PROBLEM DETAILS: Transcribe each record exactly. Include every one.

EXERCISE DATA:

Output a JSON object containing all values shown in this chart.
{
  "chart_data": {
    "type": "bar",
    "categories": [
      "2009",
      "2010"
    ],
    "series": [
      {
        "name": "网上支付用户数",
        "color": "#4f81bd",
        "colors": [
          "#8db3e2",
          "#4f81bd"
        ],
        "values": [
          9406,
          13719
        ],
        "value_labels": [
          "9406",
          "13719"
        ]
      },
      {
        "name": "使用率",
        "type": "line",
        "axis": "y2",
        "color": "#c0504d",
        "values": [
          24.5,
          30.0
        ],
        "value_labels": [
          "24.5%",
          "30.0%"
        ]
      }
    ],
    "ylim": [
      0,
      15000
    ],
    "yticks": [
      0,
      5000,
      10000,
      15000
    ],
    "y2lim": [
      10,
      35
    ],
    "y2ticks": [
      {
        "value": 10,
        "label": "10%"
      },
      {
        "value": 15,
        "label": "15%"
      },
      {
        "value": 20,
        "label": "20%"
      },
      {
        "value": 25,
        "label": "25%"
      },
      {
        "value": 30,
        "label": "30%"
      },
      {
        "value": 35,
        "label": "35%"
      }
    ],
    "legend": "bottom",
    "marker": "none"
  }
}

EXERCISE OUTPUT:
Output a JSON object containing all values shown in this chart.
{
  "chart_data": {
    "type": "bar",
    "categories": [
      "2009",
      "2010"
    ],
    "series": [
      {
        "name": "网上支付用户数",
        "color": "#4f81bd",
        "colors": [
          "#8db3e2",
          "#4f81bd"
        ],
        "values": [
          9406,
          13719
        ],
        "value_labels": [
          "9406",
          "13719"
        ]
      },
      {
        "name": "使用率",
        "type": "line",
        "axis": "y2",
        "color": "#c0504d",
        "values": [
          24.5,
          30.0
        ],
        "value_labels": [
          "24.5%",
          "30.0%"
        ]
      }
    ],
    "ylim": [
      0,
      15000
    ],
    "yticks": [
      0,
      5000,
      10000,
      15000
    ],
    "y2lim": [
      10,
      35
    ],
    "y2ticks": [
      {
        "value": 10,
        "label": "10%"
      },
      {
        "value": 15,
        "label": "15%"
      },
      {
        "value": 20,
        "label": "20%"
      },
      {
        "value": 25,
        "label": "25%"
      },
      {
        "value": 30,
        "label": "30%"
      },
      {
        "value": 35,
        "label": "35%"
      }
    ],
    "legend": "bottom",
    "marker": "none"
  }
}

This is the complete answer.